■ CHALLENGE
Copy out the lines that have "title" in them.

Items from a data source
· · · · ·

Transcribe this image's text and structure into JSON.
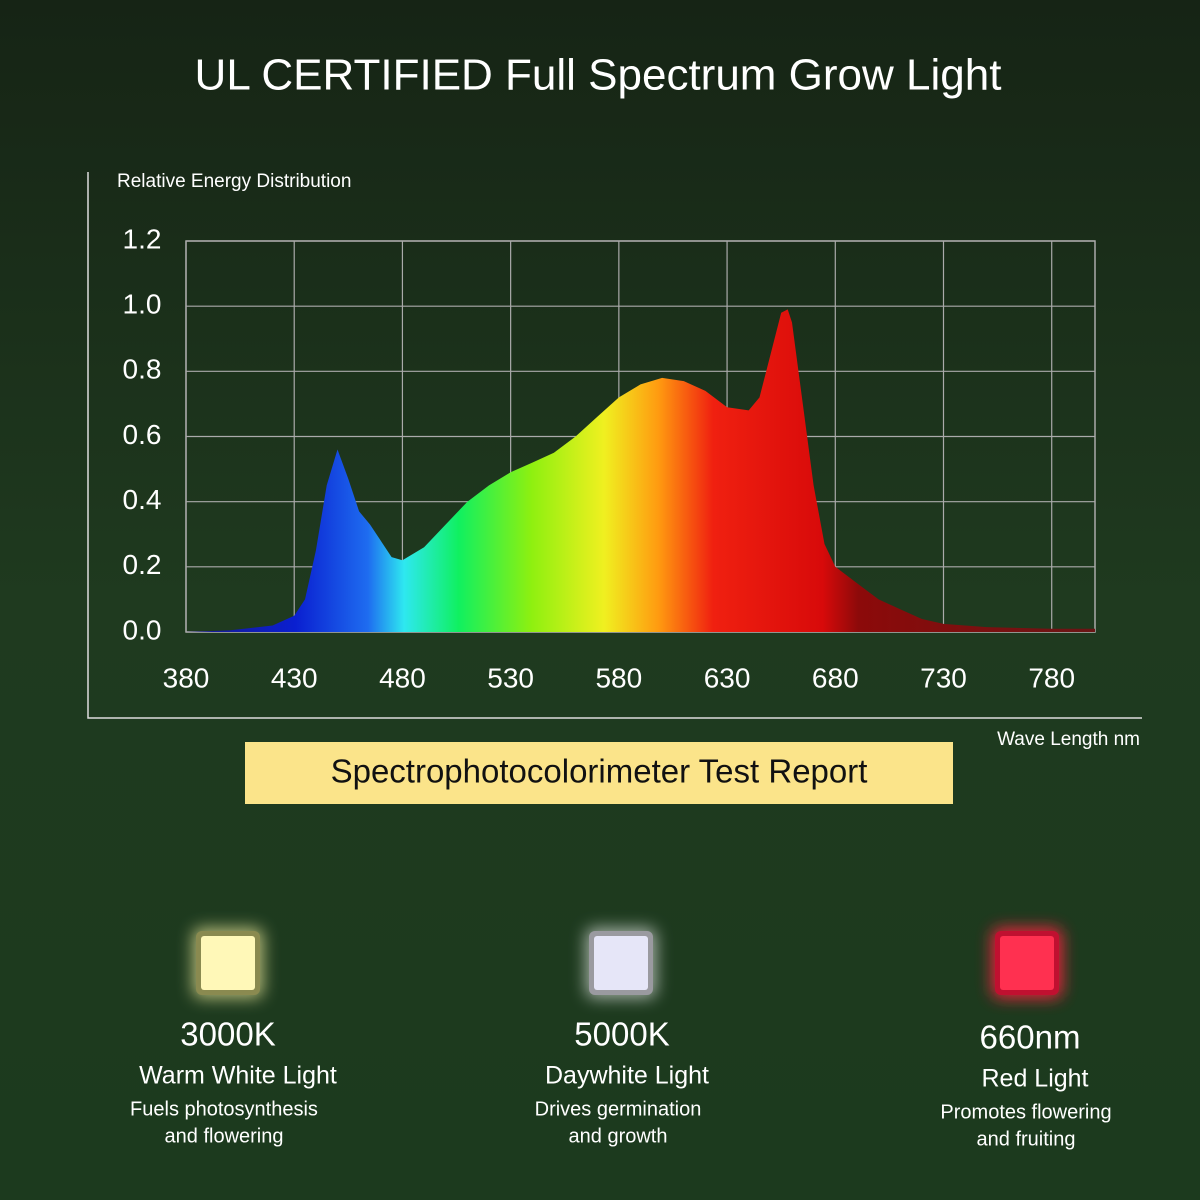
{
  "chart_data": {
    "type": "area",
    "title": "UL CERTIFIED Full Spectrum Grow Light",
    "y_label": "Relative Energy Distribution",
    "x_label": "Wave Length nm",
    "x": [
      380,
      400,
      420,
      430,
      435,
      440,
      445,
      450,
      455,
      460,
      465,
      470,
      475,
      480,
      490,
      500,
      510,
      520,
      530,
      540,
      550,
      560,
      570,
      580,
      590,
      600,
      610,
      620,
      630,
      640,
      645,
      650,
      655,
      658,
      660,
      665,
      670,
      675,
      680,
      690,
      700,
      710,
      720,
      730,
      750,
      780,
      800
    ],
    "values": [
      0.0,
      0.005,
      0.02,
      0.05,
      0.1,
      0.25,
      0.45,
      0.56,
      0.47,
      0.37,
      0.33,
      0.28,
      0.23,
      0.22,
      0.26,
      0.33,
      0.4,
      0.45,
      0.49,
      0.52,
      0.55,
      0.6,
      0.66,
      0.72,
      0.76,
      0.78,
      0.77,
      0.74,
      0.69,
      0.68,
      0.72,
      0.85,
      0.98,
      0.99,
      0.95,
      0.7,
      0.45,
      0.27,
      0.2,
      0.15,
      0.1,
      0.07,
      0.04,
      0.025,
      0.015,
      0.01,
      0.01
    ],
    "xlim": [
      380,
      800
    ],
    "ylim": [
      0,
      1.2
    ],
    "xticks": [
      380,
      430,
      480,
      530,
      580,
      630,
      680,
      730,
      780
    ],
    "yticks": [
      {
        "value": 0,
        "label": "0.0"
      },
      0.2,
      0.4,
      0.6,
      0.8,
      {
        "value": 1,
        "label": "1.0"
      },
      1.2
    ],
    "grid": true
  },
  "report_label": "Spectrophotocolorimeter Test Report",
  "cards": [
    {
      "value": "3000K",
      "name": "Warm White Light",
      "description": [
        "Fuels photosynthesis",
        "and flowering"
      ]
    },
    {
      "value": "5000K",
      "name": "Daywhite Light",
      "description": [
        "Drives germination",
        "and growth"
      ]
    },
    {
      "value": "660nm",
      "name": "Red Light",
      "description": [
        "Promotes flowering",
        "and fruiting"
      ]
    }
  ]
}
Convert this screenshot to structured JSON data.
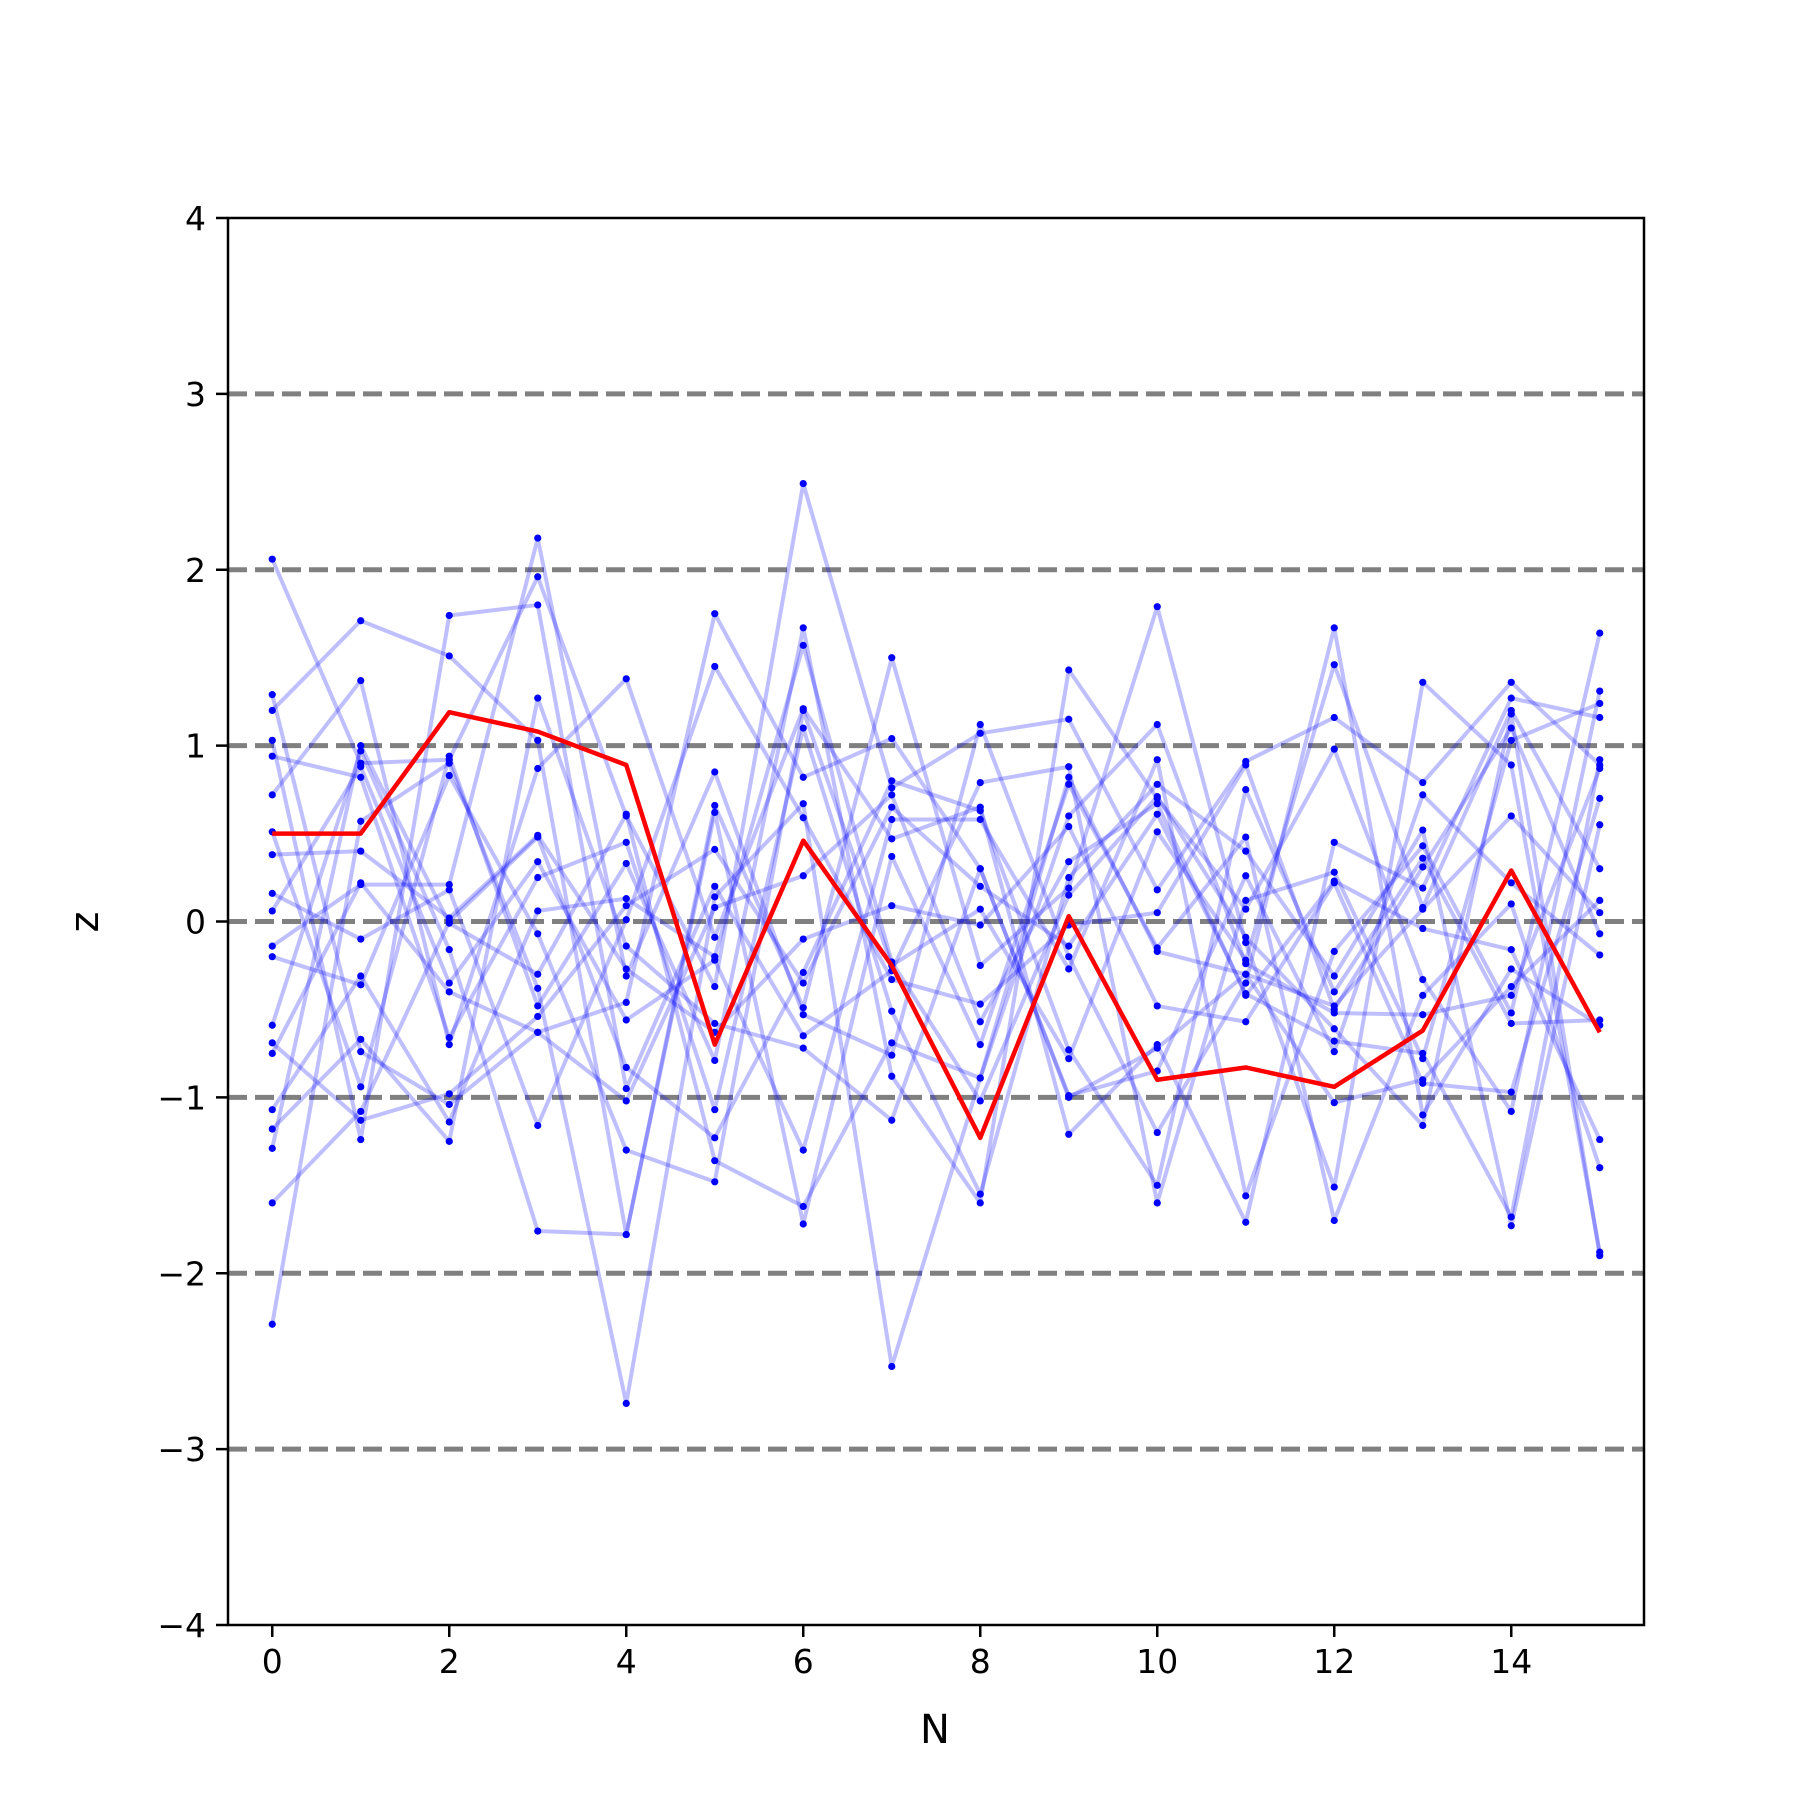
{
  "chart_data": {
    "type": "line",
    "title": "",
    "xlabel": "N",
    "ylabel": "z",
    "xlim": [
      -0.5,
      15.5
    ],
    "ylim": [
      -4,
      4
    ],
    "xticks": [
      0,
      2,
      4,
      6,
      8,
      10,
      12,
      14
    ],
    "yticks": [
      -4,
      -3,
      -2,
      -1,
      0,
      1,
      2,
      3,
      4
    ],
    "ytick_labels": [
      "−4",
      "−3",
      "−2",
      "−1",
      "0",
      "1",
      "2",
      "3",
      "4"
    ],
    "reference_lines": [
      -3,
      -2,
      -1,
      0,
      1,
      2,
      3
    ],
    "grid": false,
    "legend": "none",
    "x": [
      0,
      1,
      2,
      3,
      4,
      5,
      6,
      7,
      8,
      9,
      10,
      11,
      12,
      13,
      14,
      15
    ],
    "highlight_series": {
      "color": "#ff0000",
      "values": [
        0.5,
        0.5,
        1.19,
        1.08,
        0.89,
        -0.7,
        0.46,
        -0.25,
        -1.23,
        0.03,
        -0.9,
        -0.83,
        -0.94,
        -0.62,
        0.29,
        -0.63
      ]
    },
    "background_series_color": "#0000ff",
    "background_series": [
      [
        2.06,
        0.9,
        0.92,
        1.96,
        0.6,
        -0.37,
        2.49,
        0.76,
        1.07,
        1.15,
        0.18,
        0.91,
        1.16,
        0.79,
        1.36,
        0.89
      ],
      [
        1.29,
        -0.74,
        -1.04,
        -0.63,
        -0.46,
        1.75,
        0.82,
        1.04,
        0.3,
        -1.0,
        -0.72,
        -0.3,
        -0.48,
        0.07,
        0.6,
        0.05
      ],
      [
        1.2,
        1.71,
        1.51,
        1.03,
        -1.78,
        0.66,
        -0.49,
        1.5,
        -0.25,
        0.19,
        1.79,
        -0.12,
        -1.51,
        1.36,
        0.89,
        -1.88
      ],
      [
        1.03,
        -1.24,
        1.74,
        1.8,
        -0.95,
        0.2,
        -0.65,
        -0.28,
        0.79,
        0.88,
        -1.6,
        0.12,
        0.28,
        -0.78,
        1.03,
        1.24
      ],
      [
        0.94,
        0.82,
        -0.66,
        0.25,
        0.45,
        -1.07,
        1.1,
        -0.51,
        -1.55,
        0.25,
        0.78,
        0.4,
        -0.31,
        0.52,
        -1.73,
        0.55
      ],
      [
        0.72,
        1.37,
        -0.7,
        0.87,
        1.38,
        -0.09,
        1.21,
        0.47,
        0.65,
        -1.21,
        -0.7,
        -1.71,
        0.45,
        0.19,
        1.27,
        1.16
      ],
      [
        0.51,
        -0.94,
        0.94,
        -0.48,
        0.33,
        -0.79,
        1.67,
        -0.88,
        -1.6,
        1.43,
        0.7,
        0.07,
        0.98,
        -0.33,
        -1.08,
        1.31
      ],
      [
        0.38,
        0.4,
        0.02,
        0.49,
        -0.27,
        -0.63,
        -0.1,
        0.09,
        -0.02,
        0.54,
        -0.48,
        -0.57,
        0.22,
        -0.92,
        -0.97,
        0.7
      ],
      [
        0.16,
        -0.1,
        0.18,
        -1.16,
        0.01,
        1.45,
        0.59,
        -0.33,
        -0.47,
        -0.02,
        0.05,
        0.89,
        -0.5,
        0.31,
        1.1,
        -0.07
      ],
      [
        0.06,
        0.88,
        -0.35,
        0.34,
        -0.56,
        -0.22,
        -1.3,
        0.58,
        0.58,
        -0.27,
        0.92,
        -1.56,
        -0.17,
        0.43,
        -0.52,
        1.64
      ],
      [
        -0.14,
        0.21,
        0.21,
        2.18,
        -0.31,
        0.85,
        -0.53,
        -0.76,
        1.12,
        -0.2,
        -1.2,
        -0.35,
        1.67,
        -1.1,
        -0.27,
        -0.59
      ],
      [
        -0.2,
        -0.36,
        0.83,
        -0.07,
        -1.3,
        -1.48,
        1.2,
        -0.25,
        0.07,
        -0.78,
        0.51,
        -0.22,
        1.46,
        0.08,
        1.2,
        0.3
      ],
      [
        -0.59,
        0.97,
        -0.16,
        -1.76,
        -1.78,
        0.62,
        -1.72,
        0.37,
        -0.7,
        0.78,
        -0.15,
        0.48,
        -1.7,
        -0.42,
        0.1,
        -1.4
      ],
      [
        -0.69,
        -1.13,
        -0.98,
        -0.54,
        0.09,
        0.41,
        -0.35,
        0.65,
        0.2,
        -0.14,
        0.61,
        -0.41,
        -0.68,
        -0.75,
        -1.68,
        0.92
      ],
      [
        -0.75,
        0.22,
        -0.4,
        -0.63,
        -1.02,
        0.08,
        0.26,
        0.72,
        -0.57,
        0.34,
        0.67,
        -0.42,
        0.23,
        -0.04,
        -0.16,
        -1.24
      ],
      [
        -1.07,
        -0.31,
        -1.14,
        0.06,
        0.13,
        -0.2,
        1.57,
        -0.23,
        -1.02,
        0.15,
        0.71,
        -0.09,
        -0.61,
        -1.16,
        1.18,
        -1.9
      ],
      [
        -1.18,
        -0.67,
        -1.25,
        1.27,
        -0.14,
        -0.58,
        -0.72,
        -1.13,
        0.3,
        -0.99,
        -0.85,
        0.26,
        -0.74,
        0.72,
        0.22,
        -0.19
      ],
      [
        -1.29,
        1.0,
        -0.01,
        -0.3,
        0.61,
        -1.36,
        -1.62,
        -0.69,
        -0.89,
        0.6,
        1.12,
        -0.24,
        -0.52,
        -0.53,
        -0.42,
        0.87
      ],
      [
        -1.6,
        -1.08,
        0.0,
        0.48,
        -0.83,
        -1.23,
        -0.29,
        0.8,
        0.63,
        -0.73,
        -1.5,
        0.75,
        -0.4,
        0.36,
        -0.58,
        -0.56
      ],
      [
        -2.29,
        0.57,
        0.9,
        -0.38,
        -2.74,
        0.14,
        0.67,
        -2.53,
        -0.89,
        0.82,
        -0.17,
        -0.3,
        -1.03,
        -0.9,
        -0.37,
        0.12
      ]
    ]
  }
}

· · · · ·

■ TASK OUTPUT
    "title": "UL CERTIFIED Full Spectrum Grow Light",
    "title": "",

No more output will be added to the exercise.